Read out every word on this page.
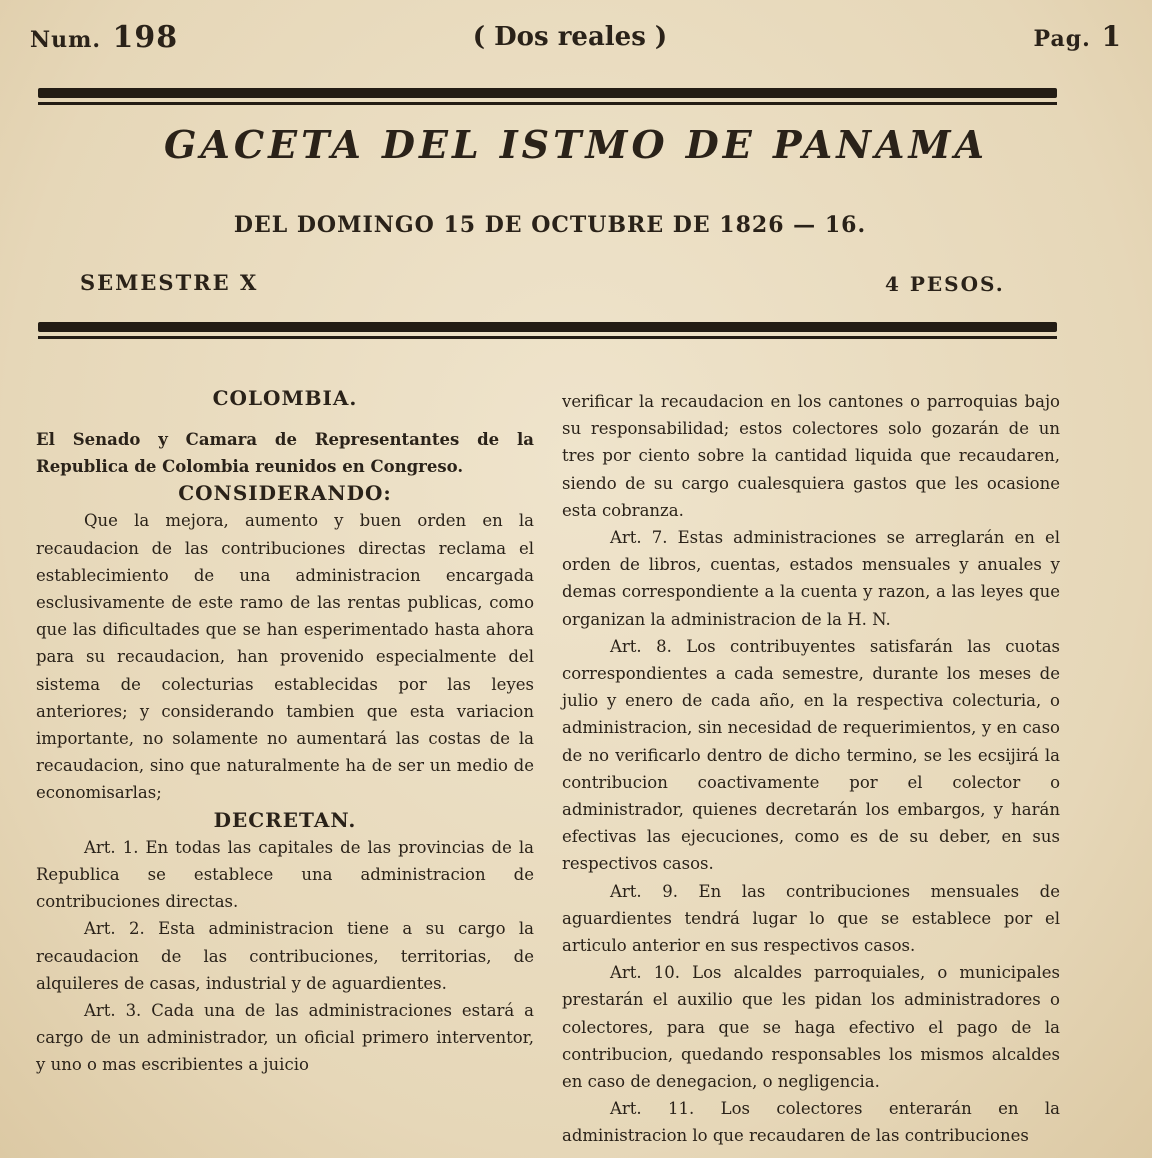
Num. 198	( Dos reales )	Pag. 1
GACETA DEL ISTMO DE PANAMA
DEL DOMINGO 15 DE OCTUBRE DE 1826 — 16.
SEMESTRE X	4 PESOS.

COLOMBIA.

El Senado y Camara de Representantes de la Republica de Colombia reunidos en Congreso.

CONSIDERANDO:

Que la mejora, aumento y buen orden en la recaudacion de las contribuciones directas reclama el establecimiento de una administracion encargada esclusivamente de este ramo de las rentas publicas, como que las dificultades que se han esperimentado hasta ahora para su recaudacion, han provenido especialmente del sistema de colecturias establecidas por las leyes anteriores; y considerando tambien que esta variacion importante, no solamente no aumentará las costas de la recaudacion, sino que naturalmente ha de ser un medio de economisarlas;

DECRETAN.

Art. 1. En todas las capitales de las provincias de la Republica se establece una administracion de contribuciones directas.

Art. 2. Esta administracion tiene a su cargo la recaudacion de las contribuciones, territorias, de alquileres de casas, industrial y de aguardientes.

Art. 3. Cada una de las administraciones estará a cargo de un administrador, un oficial primero interventor, y uno o mas escribientes a juicio

verificar la recaudacion en los cantones o parroquias bajo su responsabilidad; estos colectores solo gozarán de un tres por ciento sobre la cantidad liquida que recaudaren, siendo de su cargo cualesquiera gastos que les ocasione esta cobranza.

Art. 7. Estas administraciones se arreglarán en el orden de libros, cuentas, estados mensuales y anuales y demas correspondiente a la cuenta y razon, a las leyes que organizan la administracion de la H. N.

Art. 8. Los contribuyentes satisfarán las cuotas correspondientes a cada semestre, durante los meses de julio y enero de cada año, en la respectiva colecturia, o administracion, sin necesidad de requerimientos, y en caso de no verificarlo dentro de dicho termino, se les ecsijirá la contribucion coactivamente por el colector o administrador, quienes decretarán los embargos, y harán efectivas las ejecuciones, como es de su deber, en sus respectivos casos.

Art. 9. En las contribuciones mensuales de aguardientes tendrá lugar lo que se establece por el articulo anterior en sus respectivos casos.

Art. 10. Los alcaldes parroquiales, o municipales prestarán el auxilio que les pidan los administradores o colectores, para que se haga efectivo el pago de la contribucion, quedando responsables los mismos alcaldes en caso de denegacion, o negligencia.

Art. 11. Los colectores enterarán en la administracion lo que recaudaren de las contribuciones
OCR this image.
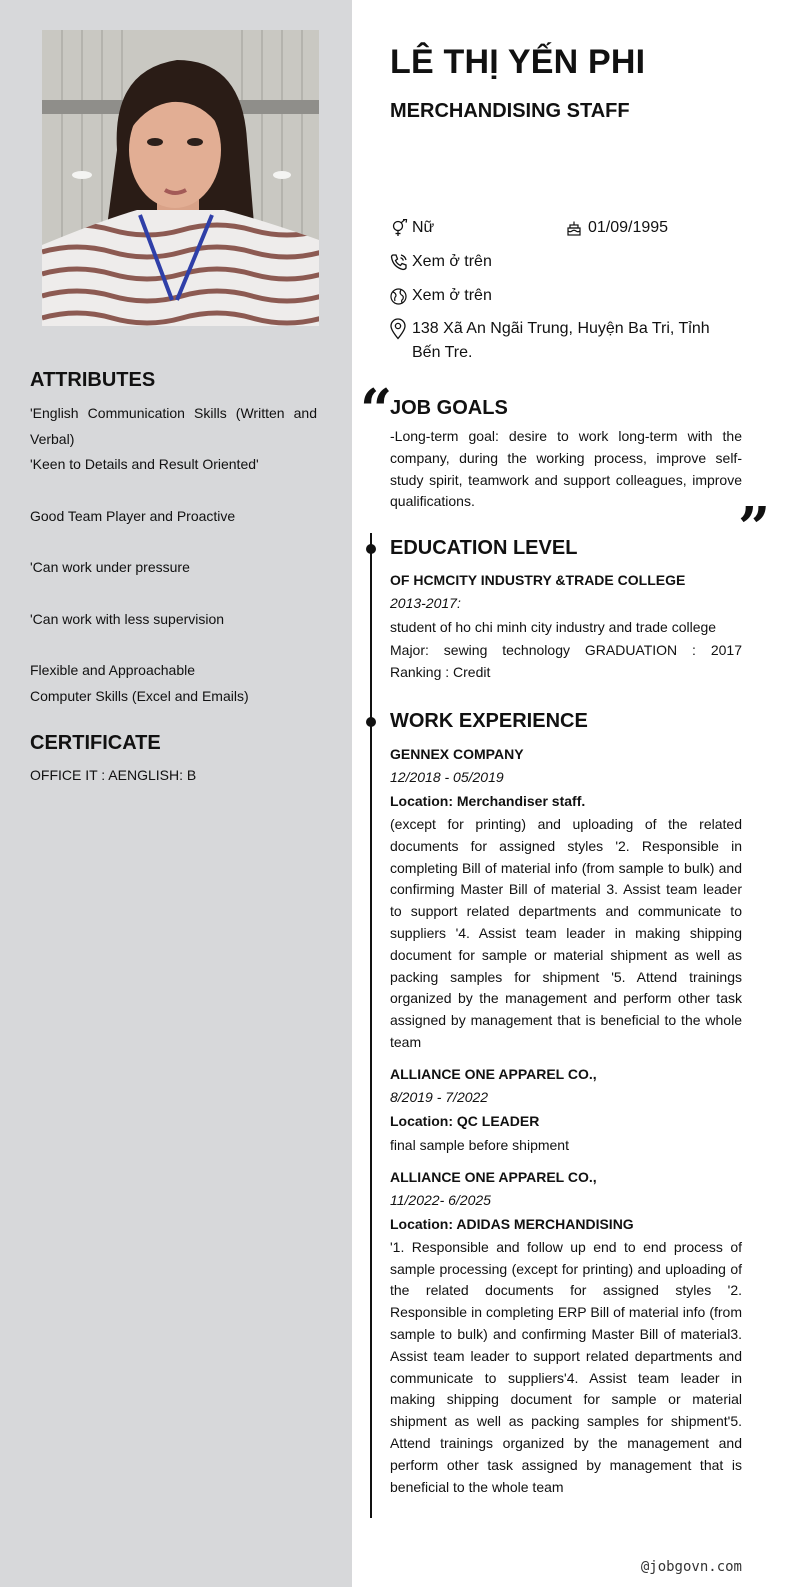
ATTRIBUTES
'English Communication Skills (Written and Verbal)
'Keen to Details and Result Oriented'
Good Team Player and Proactive
'Can work under pressure
'Can work with less supervision
Flexible and Approachable
Computer Skills (Excel and Emails)
CERTIFICATE
OFFICE IT : AENGLISH: B
LÊ THỊ YẾN PHI
MERCHANDISING STAFF
Nữ	01/09/1995
Xem ở trên
Xem ở trên
138 Xã An Ngãi Trung, Huyện Ba Tri, Tỉnh Bến Tre.
“
”
JOB GOALS
-Long-term goal: desire to work long-term with the company, during the working process, improve self-study spirit, teamwork and support colleagues, improve qualifications.
EDUCATION LEVEL
OF HCMCITY INDUSTRY &TRADE COLLEGE
2013-2017:
student of ho chi minh city industry and trade college
Major: sewing technology GRADUATION : 2017 Ranking : Credit
WORK EXPERIENCE
GENNEX COMPANY
12/2018 - 05/2019
Location: Merchandiser staff.
(except for printing) and uploading of the related documents for assigned styles '2. Responsible in completing Bill of material info (from sample to bulk) and confirming Master Bill of material 3. Assist team leader to support related departments and communicate to suppliers '4. Assist team leader in making shipping document for sample or material shipment as well as packing samples for shipment '5. Attend trainings organized by the management and perform other task assigned by management that is beneficial to the whole team
ALLIANCE ONE APPAREL CO.,
8/2019 - 7/2022
Location: QC LEADER
final sample before shipment
ALLIANCE ONE APPAREL CO.,
11/2022- 6/2025
Location: ADIDAS MERCHANDISING
'1. Responsible and follow up end to end process of sample processing (except for printing) and uploading of the related documents for assigned styles '2. Responsible in completing ERP Bill of material info (from sample to bulk) and confirming Master Bill of material3. Assist team leader to support related departments and communicate to suppliers'4. Assist team leader in making shipping document for sample or material shipment as well as packing samples for shipment'5. Attend trainings organized by the management and perform other task assigned by management that is beneficial to the whole team
@jobgovn.com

★ ★ ★

DIRECTIVE =>
Each line holding "mensuales" must be found and copied.

RESULT OF THE TASK =>
Art. 7. Estas administraciones se arreglarán en el orden de libros, cuentas, estados mensuales y anuales y demas correspondiente a la cuenta y razon, a las leyes que organizan la administracion de la H. N.
Art. 9. En las contribuciones mensuales de aguardientes tendrá lugar lo que se establece por el articulo anterior en sus respectivos casos.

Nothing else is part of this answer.